TASK:
For every line in the records that has the word "Kultura", make a copy.

··· EXTRACTED DATA ···

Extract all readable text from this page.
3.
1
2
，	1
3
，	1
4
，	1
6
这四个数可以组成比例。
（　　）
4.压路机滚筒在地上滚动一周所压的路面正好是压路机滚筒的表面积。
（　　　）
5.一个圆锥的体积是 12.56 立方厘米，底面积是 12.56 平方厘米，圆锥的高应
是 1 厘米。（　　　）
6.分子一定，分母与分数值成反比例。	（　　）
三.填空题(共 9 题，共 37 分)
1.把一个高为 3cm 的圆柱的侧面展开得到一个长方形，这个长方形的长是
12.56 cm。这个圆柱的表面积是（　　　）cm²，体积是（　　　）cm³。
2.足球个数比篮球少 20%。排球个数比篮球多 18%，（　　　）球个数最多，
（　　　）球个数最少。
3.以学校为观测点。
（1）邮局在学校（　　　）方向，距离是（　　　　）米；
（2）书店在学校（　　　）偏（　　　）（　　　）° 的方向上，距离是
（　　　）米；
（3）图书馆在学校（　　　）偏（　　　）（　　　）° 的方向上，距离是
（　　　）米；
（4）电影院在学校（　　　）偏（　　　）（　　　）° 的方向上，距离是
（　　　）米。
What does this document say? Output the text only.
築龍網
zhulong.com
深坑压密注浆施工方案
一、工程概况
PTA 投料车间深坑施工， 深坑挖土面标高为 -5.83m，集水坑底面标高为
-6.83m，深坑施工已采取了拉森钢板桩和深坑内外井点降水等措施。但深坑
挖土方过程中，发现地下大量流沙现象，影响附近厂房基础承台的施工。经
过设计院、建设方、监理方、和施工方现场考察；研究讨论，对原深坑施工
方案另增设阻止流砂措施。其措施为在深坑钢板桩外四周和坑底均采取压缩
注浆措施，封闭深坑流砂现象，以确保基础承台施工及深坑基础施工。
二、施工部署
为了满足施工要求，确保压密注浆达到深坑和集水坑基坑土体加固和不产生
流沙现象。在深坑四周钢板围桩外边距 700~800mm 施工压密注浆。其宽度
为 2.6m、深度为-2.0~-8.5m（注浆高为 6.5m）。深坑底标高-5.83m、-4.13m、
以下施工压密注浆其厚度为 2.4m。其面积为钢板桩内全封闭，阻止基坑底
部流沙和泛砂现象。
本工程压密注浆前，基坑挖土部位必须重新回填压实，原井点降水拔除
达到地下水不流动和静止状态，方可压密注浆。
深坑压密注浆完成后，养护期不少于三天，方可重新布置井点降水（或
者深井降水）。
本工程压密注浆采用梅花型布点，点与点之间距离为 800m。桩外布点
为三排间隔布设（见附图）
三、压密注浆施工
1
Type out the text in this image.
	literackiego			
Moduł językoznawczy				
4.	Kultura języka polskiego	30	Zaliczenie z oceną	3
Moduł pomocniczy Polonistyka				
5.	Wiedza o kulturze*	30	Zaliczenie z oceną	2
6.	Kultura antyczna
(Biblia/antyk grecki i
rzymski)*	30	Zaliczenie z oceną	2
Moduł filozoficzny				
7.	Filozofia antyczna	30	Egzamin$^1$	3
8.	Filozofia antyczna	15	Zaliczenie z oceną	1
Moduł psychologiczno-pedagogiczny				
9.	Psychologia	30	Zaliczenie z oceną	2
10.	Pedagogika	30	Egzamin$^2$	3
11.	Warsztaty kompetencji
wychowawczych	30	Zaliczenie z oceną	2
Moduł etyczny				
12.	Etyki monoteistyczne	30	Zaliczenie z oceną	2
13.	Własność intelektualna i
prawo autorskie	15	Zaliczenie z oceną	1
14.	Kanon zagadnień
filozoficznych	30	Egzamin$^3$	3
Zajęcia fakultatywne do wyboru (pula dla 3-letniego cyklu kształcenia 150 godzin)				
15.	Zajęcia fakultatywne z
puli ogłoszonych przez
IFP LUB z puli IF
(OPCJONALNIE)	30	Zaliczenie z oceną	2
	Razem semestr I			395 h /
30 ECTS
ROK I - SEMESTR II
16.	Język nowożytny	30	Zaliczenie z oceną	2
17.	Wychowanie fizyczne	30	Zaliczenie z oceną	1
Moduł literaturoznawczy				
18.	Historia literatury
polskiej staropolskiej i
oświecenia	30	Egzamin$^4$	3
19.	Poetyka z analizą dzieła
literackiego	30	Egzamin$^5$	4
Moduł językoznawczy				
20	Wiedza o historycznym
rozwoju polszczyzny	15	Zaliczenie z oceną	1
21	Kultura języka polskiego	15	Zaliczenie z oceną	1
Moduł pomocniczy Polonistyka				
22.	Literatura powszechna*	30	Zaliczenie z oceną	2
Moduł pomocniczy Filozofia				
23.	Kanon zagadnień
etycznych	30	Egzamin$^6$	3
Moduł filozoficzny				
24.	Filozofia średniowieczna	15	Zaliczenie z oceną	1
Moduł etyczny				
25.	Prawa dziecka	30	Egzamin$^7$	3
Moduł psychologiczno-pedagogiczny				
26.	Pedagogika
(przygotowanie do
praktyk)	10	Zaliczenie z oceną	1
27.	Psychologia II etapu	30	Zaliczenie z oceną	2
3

···

SOLUTION TO THIS EXERCISE:
4.	Kultura języka polskiego	30	Zaliczenie z oceną	3
6.	Kultura antyczna
21	Kultura języka polskiego	15	Zaliczenie z oceną	1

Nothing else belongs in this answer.